[Data records]
=-=-=-=-=
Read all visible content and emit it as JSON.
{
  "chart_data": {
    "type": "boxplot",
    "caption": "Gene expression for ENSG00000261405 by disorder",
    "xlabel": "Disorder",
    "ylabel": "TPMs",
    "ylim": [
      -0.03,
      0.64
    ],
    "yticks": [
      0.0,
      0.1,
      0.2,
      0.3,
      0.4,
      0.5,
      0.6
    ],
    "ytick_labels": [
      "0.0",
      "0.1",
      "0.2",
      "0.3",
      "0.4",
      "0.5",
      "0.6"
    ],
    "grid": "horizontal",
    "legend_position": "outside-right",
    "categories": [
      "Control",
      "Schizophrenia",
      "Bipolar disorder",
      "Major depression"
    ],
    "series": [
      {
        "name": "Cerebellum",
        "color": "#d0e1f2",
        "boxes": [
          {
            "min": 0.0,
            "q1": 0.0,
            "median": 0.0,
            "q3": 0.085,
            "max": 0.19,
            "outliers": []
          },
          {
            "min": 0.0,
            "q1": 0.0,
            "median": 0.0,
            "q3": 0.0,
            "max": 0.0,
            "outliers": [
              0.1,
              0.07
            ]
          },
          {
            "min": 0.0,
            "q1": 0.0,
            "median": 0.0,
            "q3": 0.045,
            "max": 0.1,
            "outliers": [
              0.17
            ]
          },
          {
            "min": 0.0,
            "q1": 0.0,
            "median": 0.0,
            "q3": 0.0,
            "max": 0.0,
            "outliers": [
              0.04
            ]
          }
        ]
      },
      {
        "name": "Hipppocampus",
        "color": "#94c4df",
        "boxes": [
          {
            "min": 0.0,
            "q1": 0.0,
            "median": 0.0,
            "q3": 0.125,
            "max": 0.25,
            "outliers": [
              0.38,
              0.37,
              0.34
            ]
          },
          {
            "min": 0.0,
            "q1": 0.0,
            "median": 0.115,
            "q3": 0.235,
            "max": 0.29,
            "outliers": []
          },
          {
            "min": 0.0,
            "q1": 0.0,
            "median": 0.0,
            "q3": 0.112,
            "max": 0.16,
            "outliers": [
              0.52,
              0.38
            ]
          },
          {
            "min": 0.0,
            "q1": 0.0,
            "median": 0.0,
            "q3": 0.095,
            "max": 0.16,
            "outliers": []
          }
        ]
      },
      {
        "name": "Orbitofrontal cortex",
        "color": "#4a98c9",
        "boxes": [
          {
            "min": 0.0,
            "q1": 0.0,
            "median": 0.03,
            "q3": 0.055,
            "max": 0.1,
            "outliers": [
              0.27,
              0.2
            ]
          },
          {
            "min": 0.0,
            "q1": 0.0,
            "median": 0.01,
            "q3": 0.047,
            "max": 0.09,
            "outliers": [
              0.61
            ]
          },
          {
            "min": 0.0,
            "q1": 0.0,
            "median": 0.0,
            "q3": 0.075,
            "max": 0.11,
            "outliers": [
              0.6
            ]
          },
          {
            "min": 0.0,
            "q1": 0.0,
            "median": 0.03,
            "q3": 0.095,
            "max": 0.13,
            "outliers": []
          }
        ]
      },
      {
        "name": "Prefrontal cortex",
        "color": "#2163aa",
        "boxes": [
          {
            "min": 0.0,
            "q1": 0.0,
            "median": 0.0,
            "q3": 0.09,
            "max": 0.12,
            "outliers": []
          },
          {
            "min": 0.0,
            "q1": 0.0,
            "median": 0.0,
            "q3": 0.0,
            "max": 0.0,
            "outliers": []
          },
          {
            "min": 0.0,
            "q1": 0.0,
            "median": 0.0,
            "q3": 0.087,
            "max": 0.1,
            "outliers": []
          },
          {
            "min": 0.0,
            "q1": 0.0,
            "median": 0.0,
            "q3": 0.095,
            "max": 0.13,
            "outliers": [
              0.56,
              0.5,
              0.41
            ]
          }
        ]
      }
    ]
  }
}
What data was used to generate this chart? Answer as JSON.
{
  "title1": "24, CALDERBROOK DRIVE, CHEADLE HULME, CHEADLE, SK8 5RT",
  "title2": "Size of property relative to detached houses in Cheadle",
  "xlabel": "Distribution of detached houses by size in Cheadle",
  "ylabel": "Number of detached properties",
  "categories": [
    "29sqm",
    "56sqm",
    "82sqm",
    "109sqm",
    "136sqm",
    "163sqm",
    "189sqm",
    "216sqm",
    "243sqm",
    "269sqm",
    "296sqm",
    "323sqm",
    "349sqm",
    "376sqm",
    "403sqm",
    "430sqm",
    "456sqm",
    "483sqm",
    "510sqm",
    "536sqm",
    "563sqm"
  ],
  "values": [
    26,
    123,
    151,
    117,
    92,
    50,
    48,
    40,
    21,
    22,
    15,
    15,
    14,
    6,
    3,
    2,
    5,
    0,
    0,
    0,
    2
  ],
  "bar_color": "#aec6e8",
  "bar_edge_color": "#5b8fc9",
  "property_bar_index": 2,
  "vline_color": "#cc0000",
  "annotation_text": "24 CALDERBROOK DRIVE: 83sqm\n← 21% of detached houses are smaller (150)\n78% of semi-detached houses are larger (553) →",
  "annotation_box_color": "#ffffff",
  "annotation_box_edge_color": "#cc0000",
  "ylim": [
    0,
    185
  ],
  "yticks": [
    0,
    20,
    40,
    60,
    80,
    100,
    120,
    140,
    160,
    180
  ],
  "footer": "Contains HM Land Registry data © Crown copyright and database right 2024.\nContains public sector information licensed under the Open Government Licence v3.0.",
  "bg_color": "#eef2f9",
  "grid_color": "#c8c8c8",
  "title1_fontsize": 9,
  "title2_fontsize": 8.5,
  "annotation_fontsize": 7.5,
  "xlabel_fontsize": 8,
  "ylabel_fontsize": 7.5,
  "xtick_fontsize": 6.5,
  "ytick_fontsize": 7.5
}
=-=-=-=-=
Aim: Pull out each line containing the word "name" and copy it.

Solution for this problem:
        "name": "Cerebellum",
        "name": "Hipppocampus",
        "name": "Orbitofrontal cortex",
        "name": "Prefrontal cortex",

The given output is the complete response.